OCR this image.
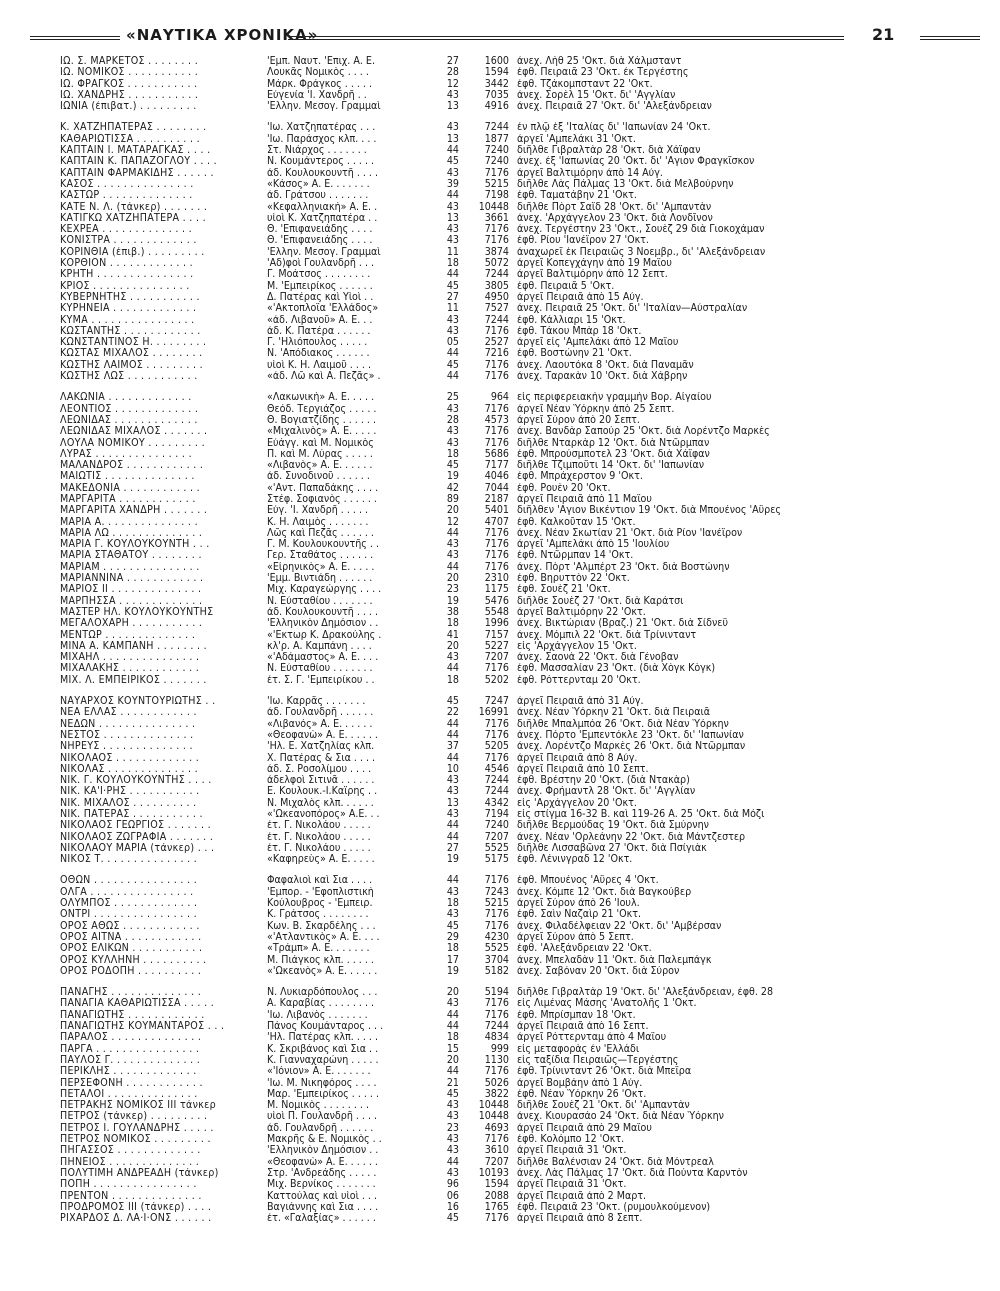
«ΝΑΥΤΙΚΑ ΧΡΟΝΙΚΑ»	21
ΙΩ. Σ. ΜΑΡΚΕΤΟΣ . . . . . . . .	'Εμπ. Ναυτ. 'Επιχ. Α. Ε.	27	1600 ἀνεχ. Λὴθ 25 'Οκτ. διὰ Χάλμσταντ
ΙΩ. ΝΟΜΙΚΟΣ . . . . . . . . . . .	Λουκᾶς Νομικὸς . . . .	28	1594 ἐφθ. Πειραιᾶ 23 'Οκτ. ἐκ Τεργέστης
ΙΩ. ΦΡΑΓΚΟΣ . . . . . . . . . . .	Μάρκ. Φράγκος . . . . .	12	3442 ἐφθ. Τζάκομπσταντ 22 'Οκτ.
ΙΩ. ΧΑΝΔΡΗΣ . . . . . . . . . . .	Εὐγενία 'Ι. Χανδρῆ . .	43	7035 ἀνεχ. Σορὲλ 15 'Οκτ. δι' 'Αγγλίαν
ΙΩΝΙΑ (ἐπιβατ.) . . . . . . . . .	'Ελλην. Μεσογ. Γραμμαὶ	13	4916 ἀνεχ. Πειραιᾶ 27 'Οκτ. δι' 'Αλεξάνδρειαν
Κ. ΧΑΤΖΗΠΑΤΕΡΑΣ . . . . . . . .	'Ιω. Χατζηπατέρας . . .	43	7244 ἐν πλῷ ἐξ 'Ιταλίας δι' 'Ιαπωνίαν 24 'Οκτ.
ΚΑΘΑΡΙΩΤΙΣΣΑ . . . . . . . . . .	'Ιω. Παράσχος κλπ. . . .	13	1877 ἀργεῖ 'Αμπελάκι 31 'Οκτ.
ΚΑΠΤΑΙΝ Ι. ΜΑΤΑΡΑΓΚΑΣ . . . .	Στ. Νιάρχος . . . . . . .	44	7240 διῆλθε Γιβραλτὰρ 28 'Οκτ. διὰ Χάϊφαν
ΚΑΠΤΑΙΝ Κ. ΠΑΠΑΖΟΓΛΟΥ . . . .	Ν. Κουμάντερος . . . . .	45	7240 ἀνεχ. ἐξ 'Ιαπωνίας 20 'Οκτ. δι' 'Αγιον Φραγκῖσκον
ΚΑΠΤΑΙΝ ΦΑΡΜΑΚΙΔΗΣ . . . . . .	ἀδ. Κουλουκουντῆ . . . .	43	7176 ἀργεῖ Βαλτιμόρην ἀπὸ 14 Αὐγ.
ΚΑΣΟΣ . . . . . . . . . . . . . . .	«Κάσος» Α. Ε. . . . . . .	39	5215 διῆλθε Λὰς Πάλμας 13 'Οκτ. διὰ Μελβούρνην
ΚΑΣΤΩΡ . . . . . . . . . . . . . .	ἀδ. Γράτσου . . . . . . .	44	7198 ἐφθ. Ταματάβην 21 'Οκτ.
ΚΑΤΕ Ν. Λ. (τάνκερ) . . . . . . .	«Κεφαλληνιακὴ» Α. Ε. .	43	10448 διῆλθε Πὸρτ Σαῒδ 28 'Οκτ. δι' 'Αμπαντὰν
ΚΑΤΙΓΚΩ ΧΑΤΖΗΠΑΤΕΡΑ . . . .	υἱοὶ Κ. Χατζηπατέρα . .	13	3661 ἀνεχ. 'Αρχάγγελον 23 'Οκτ. διὰ Λονδῖνον
ΚΕΧΡΕΑ . . . . . . . . . . . . . .	Θ. 'Επιφανειάδης . . . .	43	7176 ἀνεχ. Τεργέστην 23 'Οκτ., Σουὲζ 29 διὰ Γιοκοχάμαν
ΚΟΝΙΣΤΡΑ . . . . . . . . . . . . .	Θ. 'Επιφανειάδης . . . .	43	7176 ἐφθ. Ρίου 'Ιανέϊρον 27 'Οκτ.
ΚΟΡΙΝΘΙΑ (ἐπιβ.) . . . . . . . . .	'Ελλην. Μεσογ. Γραμμαὶ	11	3874 ἀναχωρεῖ ἐκ Πειραιῶς 3 Νοεμβρ., δι' 'Αλεξάνδρειαν
ΚΟΡΘΙΟΝ . . . . . . . . . . . . .	'Αδ)φοὶ Γουλανδρῆ . . .	18	5072 ἀργεῖ Κοπεγχάγην ἀπὸ 19 Μαΐου
ΚΡΗΤΗ . . . . . . . . . . . . . . .	Γ. Μοάτσος . . . . . . . .	44	7244 ἀργεῖ Βαλτιμόρην ἀπὸ 12 Σεπτ.
ΚΡΙΟΣ . . . . . . . . . . . . . . .	Μ. 'Εμπειρίκος . . . . . .	45	3805 ἐφθ. Πειραιᾶ 5 'Οκτ.
ΚΥΒΕΡΝΗΤΗΣ . . . . . . . . . . .	Δ. Πατέρας καὶ Υἱοὶ . .	27	4950 ἀργεῖ Πειραιᾶ ἀπὸ 15 Αὐγ.
ΚΥΡΗΝΕΙΑ . . . . . . . . . . . . .	«'Ακτοπλοΐα 'Ελλάδος»	11	7527 ἀνεχ. Πειραιᾶ 25 'Οκτ. δι' 'Ιταλίαν—Αὐστραλίαν
ΚΥΜΑ . . . . . . . . . . . . . . . .	«ἀδ. Λιβανοῦ» Α. Ε. . .	43	7244 ἐφθ. Κάλλιαρι 15 'Οκτ.
ΚΩΣΤΑΝΤΗΣ . . . . . . . . . . . .	ἀδ. Κ. Πατέρα . . . . . .	43	7176 ἐφθ. Τάκου Μπὰρ 18 'Οκτ.
ΚΩΝΣΤΑΝΤΙΝΟΣ Η. . . . . . . . .	Γ. 'Ηλιόπουλος . . . . .	05	2527 ἀργεῖ εἰς 'Αμπελάκι ἀπὸ 12 Μαΐου
ΚΩΣΤΑΣ ΜΙΧΑΛΟΣ . . . . . . . .	Ν. 'Απόδιακος . . . . . .	44	7216 ἐφθ. Βοστώνην 21 'Οκτ.
ΚΩΣΤΗΣ ΛΑΙΜΟΣ . . . . . . . . .	υἱοὶ Κ. Η. Λαιμοῦ . . . .	45	7176 ἀνεχ. Λαουτόκα 8 'Οκτ. διὰ Παναμᾶν
ΚΩΣΤΗΣ ΛΩΣ . . . . . . . . . . .	«ἀδ. Λῶ καὶ Α. Πεζᾶς» .	44	7176 ἀνεχ. Ταρακὰν 10 'Οκτ. διὰ Χάβρην
ΛΑΚΩΝΙΑ . . . . . . . . . . . . .	«Λακωνικὴ» Α. Ε. . . . .	25	964 εἰς περιφερειακὴν γραμμὴν Βορ. Αἰγαίου
ΛΕΟΝΤΙΟΣ . . . . . . . . . . . . .	Θεόδ. Τεργιάζος . . . . .	43	7176 ἀργεῖ Νέαν Ὑόρκην ἀπὸ 25 Σεπτ.
ΛΕΩΝΙΔΑΣ . . . . . . . . . . . . .	Θ. Βογιατζίδης . . . . . .	28	4573 ἀργεῖ Σύρον ἀπὸ 20 Σεπτ.
ΛΕΩΝΙΔΑΣ ΜΙΧΑΛΟΣ . . . . . . .	«Μιχαλινὸς» Α. Ε. . . . .	43	7176 ἀνεχ. Βανδὰρ Σαπούρ 25 'Οκτ. διὰ Λορέντζο Μαρκὲς
ΛΟΥΛΑ ΝΟΜΙΚΟΥ . . . . . . . . .	Εὐάγγ. καὶ Μ. Νομικὸς	43	7176 διῆλθε Νταρκὰρ 12 'Οκτ. διὰ Ντῶρμπαν
ΛΥΡΑΣ . . . . . . . . . . . . . . .	Π. καὶ Μ. Λύρας . . . . .	18	5686 ἐφθ. Μπρούσμποτελ 23 'Οκτ. διὰ Χάϊφαν
ΜΑΛΑΝΔΡΟΣ . . . . . . . . . . . .	«Λιβανὸς» Α. Ε. . . . . .	45	7177 διῆλθε Τζιμποῦτι 14 'Οκτ. δι' 'Ιαπωνίαν
ΜΑΙΩΤΙΣ . . . . . . . . . . . . . .	ἀδ. Συνοδινοῦ . . . . . .	19	4046 ἐφθ. Μπράχερστον 9 'Οκτ.
ΜΑΚΕΔΟΝΙΑ . . . . . . . . . . . .	«'Αντ. Παπαδάκης . . . .	42	7044 ἐφθ. Ρουὲν 20 'Οκτ.
ΜΑΡΓΑΡΙΤΑ . . . . . . . . . . . .	Στέφ. Σοφιανὸς . . . . . .	89	2187 ἀργεῖ Πειραιᾶ ἀπὸ 11 Μαΐου
ΜΑΡΓΑΡΙΤΑ ΧΑΝΔΡΗ . . . . . . .	Εὐγ. 'Ι. Χανδρῆ . . . . .	20	5401 διῆλθεν 'Αγιον Βικέντιον 19 'Οκτ. διὰ Μπουένος 'Αΰρες
ΜΑΡΙΑ Α. . . . . . . . . . . . . . .	Κ. Η. Λαιμὸς . . . . . . .	12	4707 ἐφθ. Καλκοῦταν 15 'Οκτ.
ΜΑΡΙΑ ΛΩ . . . . . . . . . . . . . .	Λῶς καὶ Πεζᾶς . . . . . .	44	7176 ἀνεχ. Νέαν Σκωτίαν 21 'Οκτ. διὰ Ρίον 'Ιανέϊρον
ΜΑΡΙΑ Γ. ΚΟΥΛΟΥΚΟΥΝΤΗ . . .	Γ. Μ. Κουλουκουντῆς . .	43	7176 ἀργεῖ 'Αμπελάκι ἀπὸ 15 'Ιουλίου
ΜΑΡΙΑ ΣΤΑΘΑΤΟΥ . . . . . . . .	Γερ. Σταθάτος . . . . . .	43	7176 ἐφθ. Ντῶρμπαν 14 'Οκτ.
ΜΑΡΙΑΜ . . . . . . . . . . . . . . .	«Εἰρηνικὸς» Α. Ε. . . . .	44	7176 ἀνεχ. Πὸρτ 'Αλμπέρτ 23 'Οκτ. διὰ Βοστώνην
ΜΑΡΙΑΝΝΙΝΑ . . . . . . . . . . . .	'Εμμ. Βιντιάδη . . . . . .	20	2310 ἐφθ. Βηρυττὸν 22 'Οκτ.
ΜΑΡΙΟΣ ΙΙ . . . . . . . . . . . . . .	Μιχ. Καραγεώργης . . . .	23	1175 ἐφθ. Σουὲζ 21 'Οκτ.
ΜΑΡΠΗΣΣΑ . . . . . . . . . . . . .	Ν. Εὐσταθίου . . . . . . .	19	5476 διῆλθε Σουὲζ 27 'Οκτ. διὰ Καράτσι
ΜΑΣΤΕΡ ΗΛ. ΚΟΥΛΟΥΚΟΥΝΤΗΣ	ἀδ. Κουλουκουντῆ . . . .	38	5548 ἀργεῖ Βαλτιμόρην 22 'Οκτ.
ΜΕΓΑΛΟΧΑΡΗ . . . . . . . . . . .	'Ελληνικὸν Δημόσιον . .	18	1996 ἀνεχ. Βικτώριαν (Βραζ.) 21 'Οκτ. διὰ Σίδνεϋ
ΜΕΝΤΩΡ . . . . . . . . . . . . . .	«'Εκτωρ Κ. Δρακούλης .	41	7157 ἀνεχ. Μόμπιλ 22 'Οκτ. διὰ Τρίνινταντ
ΜΙΝΑ Α. ΚΑΜΠΑΝΗ . . . . . . . .	κλ'ρ. Α. Καμπάνη . . . .	20	5227 εἰς 'Αρχάγγελον 15 'Οκτ.
ΜΙΧΑΗΛ . . . . . . . . . . . . . . .	«'Αδάμαστος» Α. Ε. . . .	43	7207 ἀνεχ. Σαονὰ 22 'Οκτ. διὰ Γένοβαν
ΜΙΧΑΛΑΚΗΣ . . . . . . . . . . . .	Ν. Εὐσταθίου . . . . . . .	44	7176 ἐφθ. Μασσαλίαν 23 'Οκτ. (διὰ Χὸγκ Κὸγκ)
ΜΙΧ. Λ. ΕΜΠΕΙΡΙΚΟΣ . . . . . . .	ἐτ. Σ. Γ. 'Εμπειρίκου . .	18	5202 ἐφθ. Ρόττερνταμ 20 'Οκτ.
ΝΑΥΑΡΧΟΣ ΚΟΥΝΤΟΥΡΙΩΤΗΣ . .	'Ιω. Καρρᾶς . . . . . . .	45	7247 ἀργεῖ Πειραιᾶ ἀπὸ 31 Αὐγ.
ΝΕΑ ΕΛΛΑΣ . . . . . . . . . . . .	ἀδ. Γουλανδρῆ . . . . . .	22	16991 ἀνεχ. Νέαν Ὑόρκην 21 'Οκτ. διὰ Πειραιᾶ
ΝΕΔΩΝ . . . . . . . . . . . . . . .	«Λιβανός» Α. Ε. . . . . .	44	7176 διῆλθε Μπαλμπόα 26 'Οκτ. διὰ Νέαν Ὑόρκην
ΝΕΣΤΟΣ . . . . . . . . . . . . . .	«Θεοφανὼ» Α. Ε. . . . . .	44	7176 ἀνεχ. Πόρτο 'Εμπεντόκλε 23 'Οκτ. δι' 'Ιαπωνίαν
ΝΗΡΕΥΣ . . . . . . . . . . . . . .	'Ηλ. Ε. Χατζηλίας κλπ.	37	5205 ἀνεχ. Λορέντζο Μαρκὲς 26 'Οκτ. διὰ Ντῶρμπαν
ΝΙΚΟΛΑΟΣ . . . . . . . . . . . . .	Χ. Πατέρας & Σια . . . .	44	7176 ἀργεῖ Πειραιᾶ ἀπὸ 8 Αὐγ.
ΝΙΚΟΛΑΣ . . . . . . . . . . . . . .	ἀδ. Σ. Ροσολίμου . . . .	10	4546 ἀργεῖ Πειραιᾶ ἀπὸ 10 Σεπτ.
ΝΙΚ. Γ. ΚΟΥΛΟΥΚΟΥΝΤΗΣ . . . .	ἀδελφοὶ Σιτινᾶ . . . . . .	43	7244 ἐφθ. Βρέστην 20 'Οκτ. (διὰ Ντακὰρ)
ΝΙΚ. ΚΑ'Ι·ΡΗΣ . . . . . . . . . . .	Ε. Κουλουκ.-Ι.Καΐρης . .	43	7244 ἀνεχ. Φρήμαντλ 28 'Οκτ. δι' 'Αγγλίαν
ΝΙΚ. ΜΙΧΑΛΟΣ . . . . . . . . . .	Ν. Μιχαλὸς κλπ. . . . . .	13	4342 εἰς 'Αρχάγγελον 20 'Οκτ.
ΝΙΚ. ΠΑΤΕΡΑΣ . . . . . . . . . . .	«'Ωκεανοπόρος» Α.Ε. . .	43	7194 εἰς στίγμα 16-32 Β. καὶ 119-26 Α. 25 'Οκτ. διὰ Μόζι
ΝΙΚΟΛΑΟΣ ΓΕΩΡΓΙΟΣ . . . . . . .	ἐτ. Γ. Νικολάου . . . . .	44	7240 διῆλθε Βερμούδας 19 'Οκτ. διὰ Σμύρνην
ΝΙΚΟΛΑΟΣ ΖΩΓΡΑΦΙΑ . . . . . . .	ἐτ. Γ. Νικολάου . . . . .	44	7207 ἀνεχ. Νέαν 'Ορλεάνην 22 'Οκτ. διὰ Μάντζεστερ
ΝΙΚΟΛΑΟΥ ΜΑΡΙΑ (τάνκερ) . . .	ἐτ. Γ. Νικολάου . . . . .	27	5525 διῆλθε Λισσαβῶνα 27 'Οκτ. διὰ Πσίγιὰκ
ΝΙΚΟΣ Τ. . . . . . . . . . . . . . .	«Καφηρεὺς» Α. Ε. . . . .	19	5175 ἐφθ. Λένινγραδ 12 'Οκτ.
ΟΘΩΝ . . . . . . . . . . . . . . . .	Φαφαλιοὶ καὶ Σια . . . .	44	7176 ἐφθ. Μπουένος 'Αΰρες 4 'Οκτ.
ΟΛΓΑ . . . . . . . . . . . . . . . .	'Εμπορ. - 'Εφοπλιστικὴ	43	7243 ἀνεχ. Κόμπε 12 'Οκτ. διὰ Βαγκούβερ
ΟΛΥΜΠΟΣ . . . . . . . . . . . . .	Κούλουβρος - 'Εμπειρ.	18	5215 ἀργεῖ Σύρον ἀπὸ 26 'Ιουλ.
ΟΝΤΡΙ . . . . . . . . . . . . . . . .	Κ. Γράτσος . . . . . . . .	43	7176 ἐφθ. Σαὶν Ναζαὶρ 21 'Οκτ.
ΟΡΟΣ ΑΘΩΣ . . . . . . . . . . . .	Κων. Β. Σκαρδέλης . . .	45	7176 ἀνεχ. Φιλαδέλφειαν 22 'Οκτ. δι' 'Αμβέρσαν
ΟΡΟΣ ΑΙΤΝΑ . . . . . . . . . . . .	«'Ατλαντικὸς» Α. Ε. . . .	29	4230 ἀργεῖ Σύρον ἀπὸ 5 Σεπτ.
ΟΡΟΣ ΕΛΙΚΩΝ . . . . . . . . . . .	«Τράμπ» Α. Ε. . . . . . .	18	5525 ἐφθ. 'Αλεξάνδρειαν 22 'Οκτ.
ΟΡΟΣ ΚΥΛΛΗΝΗ . . . . . . . . . .	Μ. Πιάγκος κλπ. . . . . .	17	3704 ἀνεχ. Μπελαδὰν 11 'Οκτ. διὰ Παλεμπάγκ
ΟΡΟΣ ΡΟΔΟΠΗ . . . . . . . . . .	«'Ωκεανὸς» Α. Ε. . . . . .	19	5182 ἀνεχ. Σαβόναν 20 'Οκτ. διὰ Σύρον
ΠΑΝΑΓΗΣ . . . . . . . . . . . . . .	Ν. Λυκιαρδόπουλος . . .	20	5194 διῆλθε Γιβραλτὰρ 19 'Οκτ. δι' 'Αλεξάνδρειαν, ἐφθ. 28
ΠΑΝΑΓΙΑ ΚΑΘΑΡΙΩΤΙΣΣΑ . . . . .	Α. Καραβίας . . . . . . . .	43	7176 εἰς Λιμένας Μάσης 'Ανατολῆς 1 'Οκτ.
ΠΑΝΑΓΙΩΤΗΣ . . . . . . . . . . . .	'Ιω. Λιβανὸς . . . . . . .	44	7176 ἐφθ. Μπρίσμπαν 18 'Οκτ.
ΠΑΝΑΓΙΩΤΗΣ ΚΟΥΜΑΝΤΑΡΟΣ . . .	Πάνος Κουμάνταρος . . .	44	7244 ἀργεῖ Πειραιᾶ ἀπὸ 16 Σεπτ.
ΠΑΡΑΛΟΣ . . . . . . . . . . . . . .	'Ηλ. Πατέρας κλπ. . . . .	18	4834 ἀργεῖ Ρόττερνταμ ἀπὸ 4 Μαΐου
ΠΑΡΓΑ . . . . . . . . . . . . . . . .	Κ. Σκριβάνος καὶ Σια . .	15	999 εἰς μεταφορὰς ἐν 'Ελλάδι
ΠΑΥΛΟΣ Γ. . . . . . . . . . . . . .	Κ. Γιανναχαρώνη . . . . .	20	1130 εἰς ταξίδια Πειραιῶς—Τεργέστης
ΠΕΡΙΚΛΗΣ . . . . . . . . . . . . .	«'Ιόνιον» Α. Ε. . . . . . .	44	7176 ἐφθ. Τρίνινταντ 26 'Οκτ. διὰ Μπεΐρα
ΠΕΡΣΕΦΟΝΗ . . . . . . . . . . . .	'Ιω. Μ. Νικηφόρος . . . .	21	5026 ἀργεῖ Βομβάην ἀπὸ 1 Αὐγ.
ΠΕΤΑΛΟΙ . . . . . . . . . . . . . .	Μαρ. 'Εμπειρίκος . . . . .	45	3822 ἐφθ. Νέαν Ὑόρκην 26 'Οκτ.
ΠΕΤΡΑΚΗΣ ΝΟΜΙΚΟΣ ΙΙΙ τάνκερ	Μ. Νομικὸς . . . . . . . .	43	10448 διῆλθε Σουὲζ 21 'Οκτ. δι' 'Αμπαντὰν
ΠΕΤΡΟΣ (τάνκερ) . . . . . . . . .	υἱοὶ Π. Γουλανδρῆ . . . .	43	10448 ἀνεχ. Κιουρασάο 24 'Οκτ. διὰ Νέαν Ὑόρκην
ΠΕΤΡΟΣ Ι. ΓΟΥΛΑΝΔΡΗΣ . . . . .	ἀδ. Γουλανδρῆ . . . . . .	23	4693 ἀργεῖ Πειραιᾶ ἀπὸ 29 Μαΐου
ΠΕΤΡΟΣ ΝΟΜΙΚΟΣ . . . . . . . . .	Μακρῆς & Ε. Νομικὸς . .	43	7176 ἐφθ. Κολόμπο 12 'Οκτ.
ΠΗΓΑΣΣΟΣ . . . . . . . . . . . . .	'Ελληνικὸν Δημόσιον . .	43	3610 ἀργεῖ Πειραιᾶ 31 'Οκτ.
ΠΗΝΕΙΟΣ . . . . . . . . . . . . . .	«Θεοφανὼ» Α. Ε. . . . . .	44	7207 διῆλθε Βαλένσιαν 24 'Οκτ. διὰ Μόντρεαλ
ΠΟΛΥΤΙΜΗ ΑΝΔΡΕΑΔΗ (τάνκερ)	Στρ. 'Ανδρεάδης . . . . .	43	10193 ἀνεχ. Λὰς Πάλμας 17 'Οκτ. διὰ Πούντα Καρντὸν
ΠΟΠΗ . . . . . . . . . . . . . . . .	Μιχ. Βερνίκος . . . . . . .	96	1594 ἀργεῖ Πειραιᾶ 31 'Οκτ.
ΠΡΕΝΤΟΝ . . . . . . . . . . . . . .	Καττούλας καὶ υἱοὶ . . .	06	2088 ἀργεῖ Πειραιᾶ ἀπὸ 2 Μαρτ.
ΠΡΟΔΡΟΜΟΣ ΙΙΙ (τάνκερ) . . . .	Βαγιάννης καὶ Σια . . . .	16	1765 ἐφθ. Πειραιᾶ 23 'Οκτ. (ρυμουλκούμενον)
ΡΙΧΑΡΔΟΣ Δ. ΛΑ·Ι·ΟΝΣ . . . . . .	ἐτ. «Γαλαξίας» . . . . . .	45	7176 ἀργεῖ Πειραιᾶ ἀπὸ 8 Σεπτ.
--- --- ---
(Task instructions): The lines to collect are those holding the string "ΚΑΘΑΡΙΩΤΙΣΣΑ"; copy them all.

(Worked answer):
ΚΑΘΑΡΙΩΤΙΣΣΑ . . . . . . . . . .	'Ιω. Παράσχος κλπ. . . .	13	1877 ἀργεῖ 'Αμπελάκι 31 'Οκτ.
ΠΑΝΑΓΙΑ ΚΑΘΑΡΙΩΤΙΣΣΑ . . . . .	Α. Καραβίας . . . . . . . .	43	7176 εἰς Λιμένας Μάσης 'Ανατολῆς 1 'Οκτ.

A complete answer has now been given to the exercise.